→ The request: Tally the lines holding the word "text" and state the count by itself.

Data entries
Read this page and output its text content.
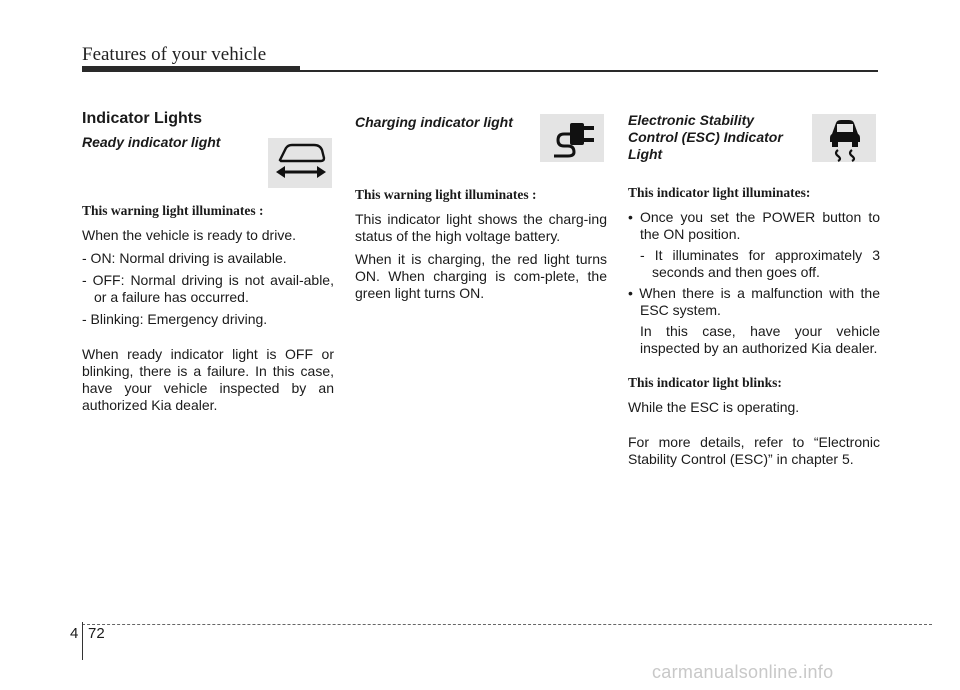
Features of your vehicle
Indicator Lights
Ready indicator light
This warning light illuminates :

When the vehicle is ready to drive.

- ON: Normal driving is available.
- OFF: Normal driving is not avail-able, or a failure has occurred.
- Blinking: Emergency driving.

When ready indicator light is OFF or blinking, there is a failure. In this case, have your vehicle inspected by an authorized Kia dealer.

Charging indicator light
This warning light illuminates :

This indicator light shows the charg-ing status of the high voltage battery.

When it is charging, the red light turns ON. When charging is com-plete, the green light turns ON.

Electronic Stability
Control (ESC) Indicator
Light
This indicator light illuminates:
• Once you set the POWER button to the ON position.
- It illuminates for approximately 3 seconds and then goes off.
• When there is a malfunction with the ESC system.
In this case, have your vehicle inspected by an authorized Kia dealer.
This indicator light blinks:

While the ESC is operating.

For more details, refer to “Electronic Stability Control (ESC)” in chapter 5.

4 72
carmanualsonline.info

---

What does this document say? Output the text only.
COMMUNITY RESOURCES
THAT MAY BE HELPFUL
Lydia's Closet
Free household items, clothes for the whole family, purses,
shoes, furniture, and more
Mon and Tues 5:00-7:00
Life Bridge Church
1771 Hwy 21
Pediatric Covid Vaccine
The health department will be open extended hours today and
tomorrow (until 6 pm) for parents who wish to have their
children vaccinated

→ Answer below: 2